* **Task instructions**
All the data below goes into the copy word for word, but the pictures don't.

* **Dataset**
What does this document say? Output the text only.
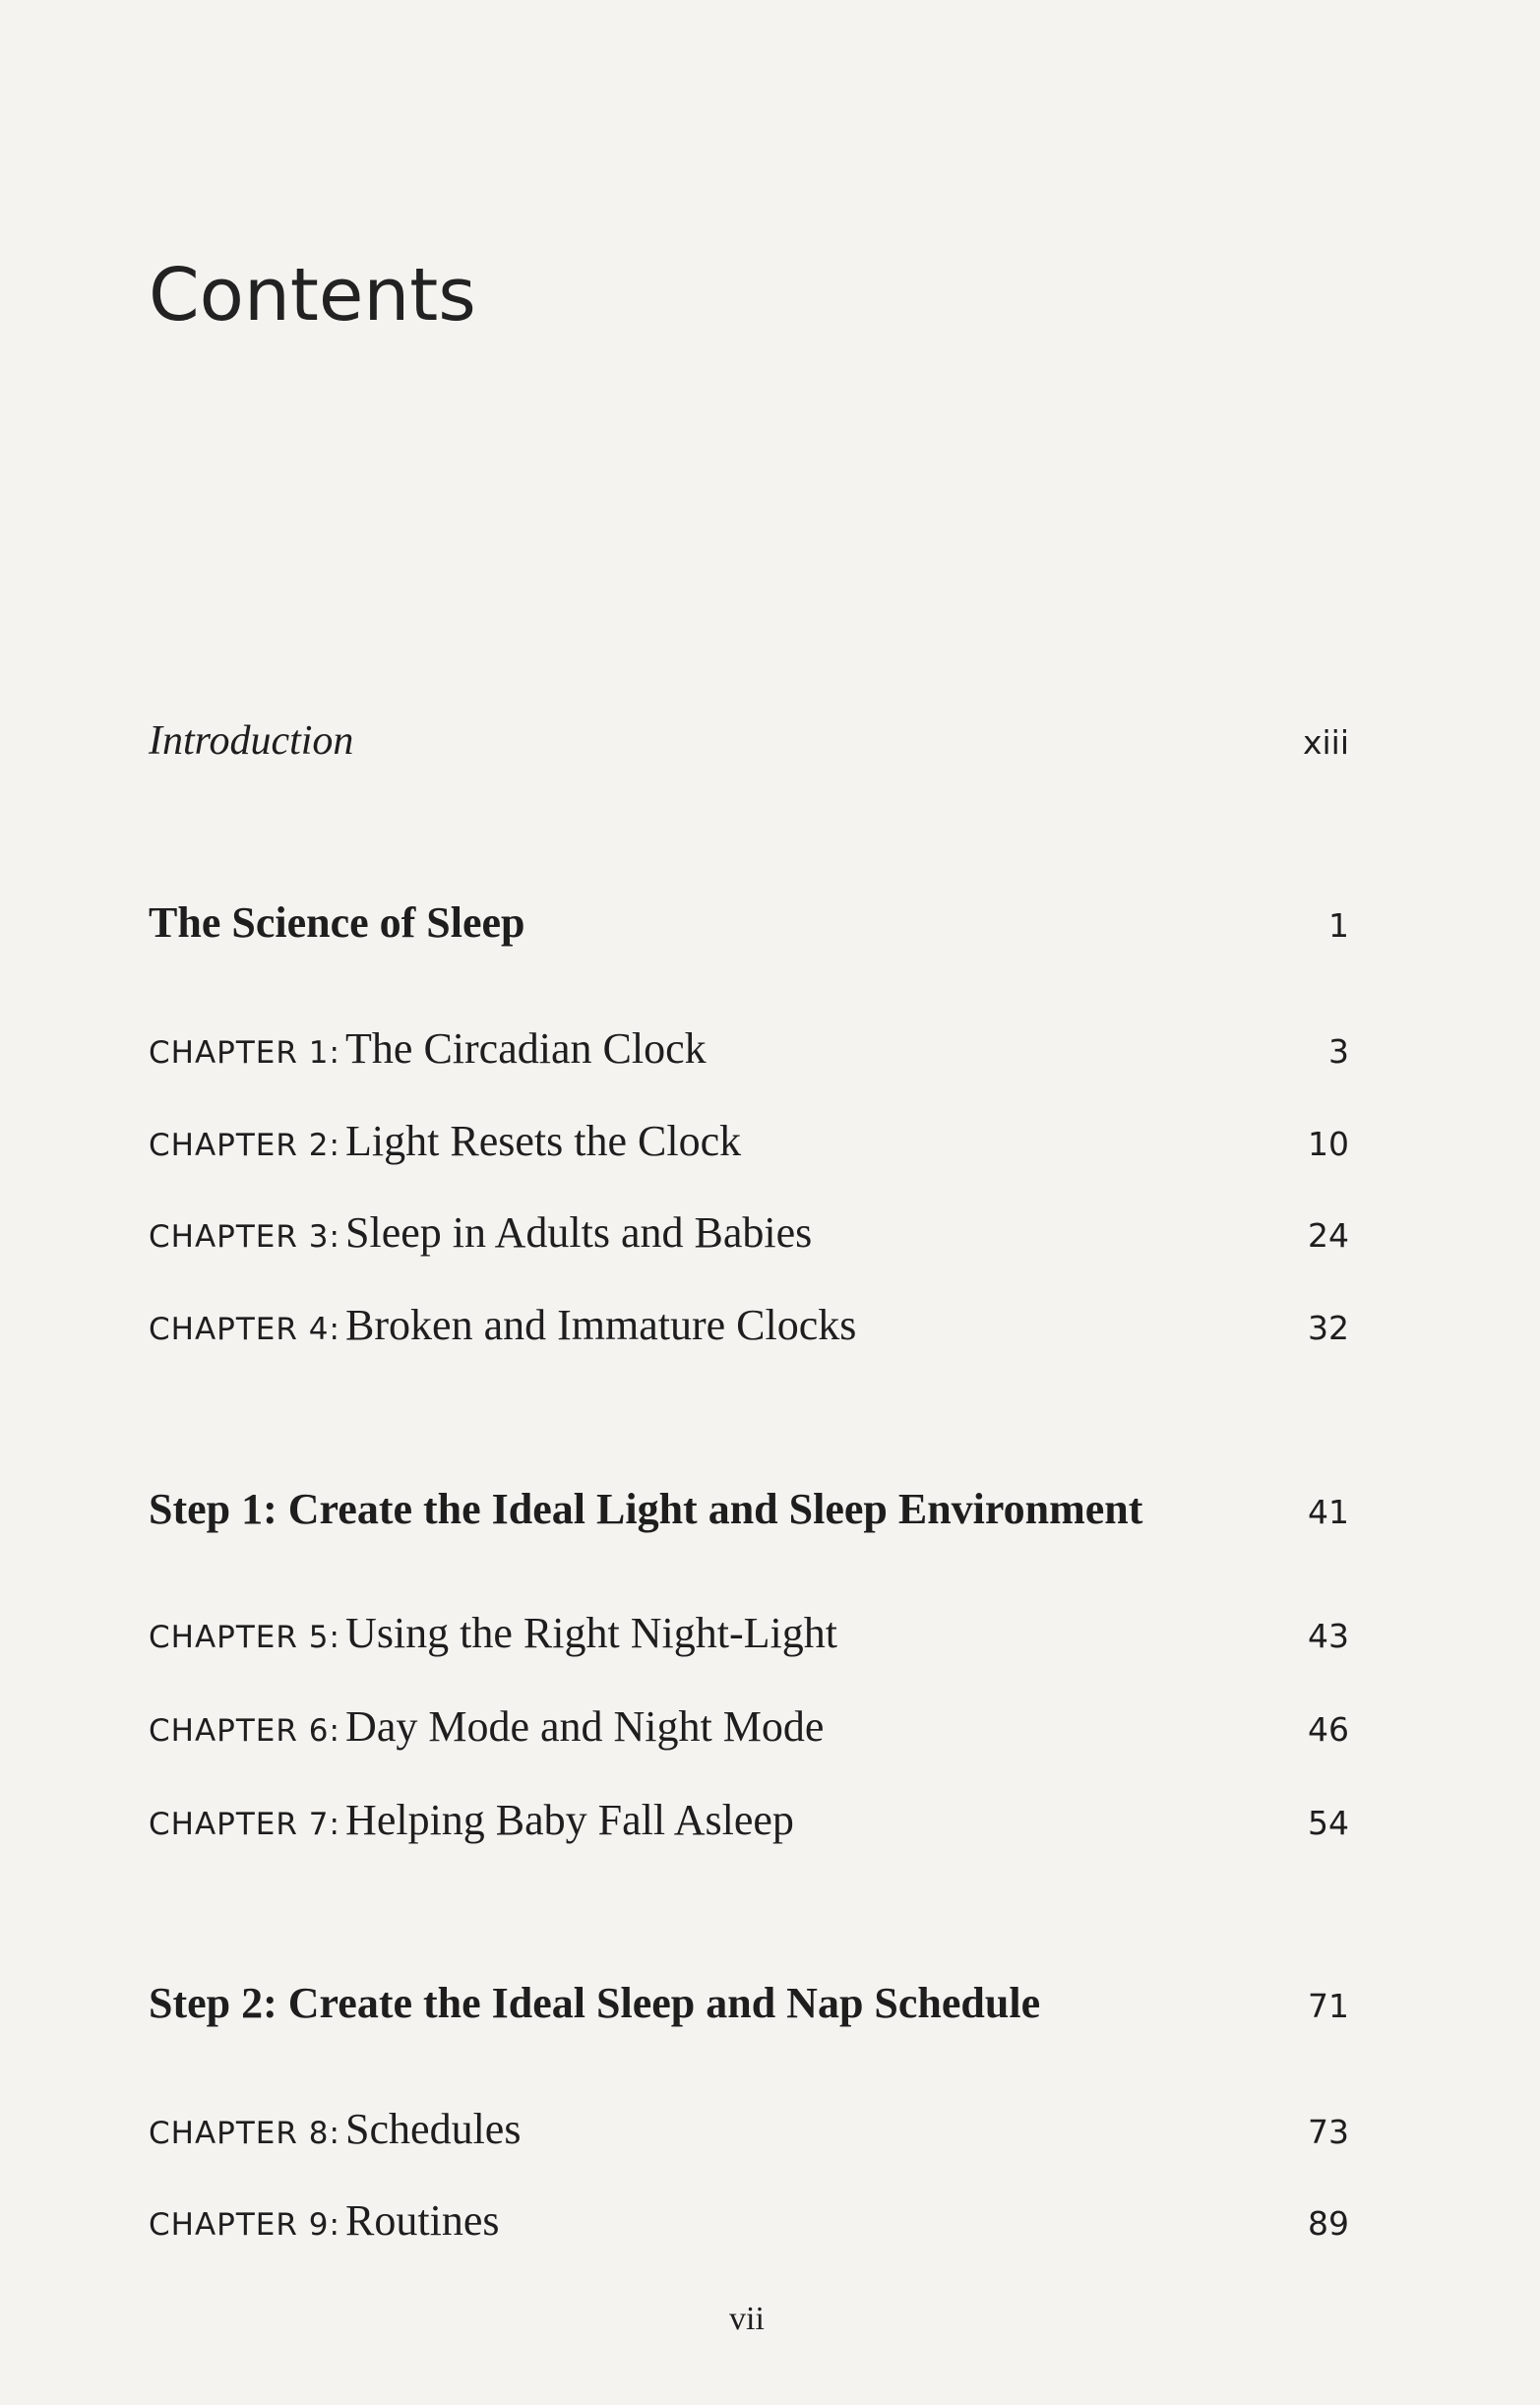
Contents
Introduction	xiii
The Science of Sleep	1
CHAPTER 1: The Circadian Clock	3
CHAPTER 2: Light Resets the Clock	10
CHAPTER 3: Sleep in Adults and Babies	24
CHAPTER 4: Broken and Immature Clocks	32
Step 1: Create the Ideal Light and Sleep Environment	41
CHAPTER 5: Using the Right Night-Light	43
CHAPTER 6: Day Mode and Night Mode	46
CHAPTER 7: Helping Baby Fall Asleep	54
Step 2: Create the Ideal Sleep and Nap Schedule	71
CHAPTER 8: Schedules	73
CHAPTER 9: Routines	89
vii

* **Answer to the exercise**
What does this document say? Output the text only.
Contents
Introduction	xiii
The Science of Sleep	1
CHAPTER 1: The Circadian Clock	3
CHAPTER 2: Light Resets the Clock	10
CHAPTER 3: Sleep in Adults and Babies	24
CHAPTER 4: Broken and Immature Clocks	32
Step 1: Create the Ideal Light and Sleep Environment	41
CHAPTER 5: Using the Right Night-Light	43
CHAPTER 6: Day Mode and Night Mode	46
CHAPTER 7: Helping Baby Fall Asleep	54
Step 2: Create the Ideal Sleep and Nap Schedule	71
CHAPTER 8: Schedules	73
CHAPTER 9: Routines	89
vii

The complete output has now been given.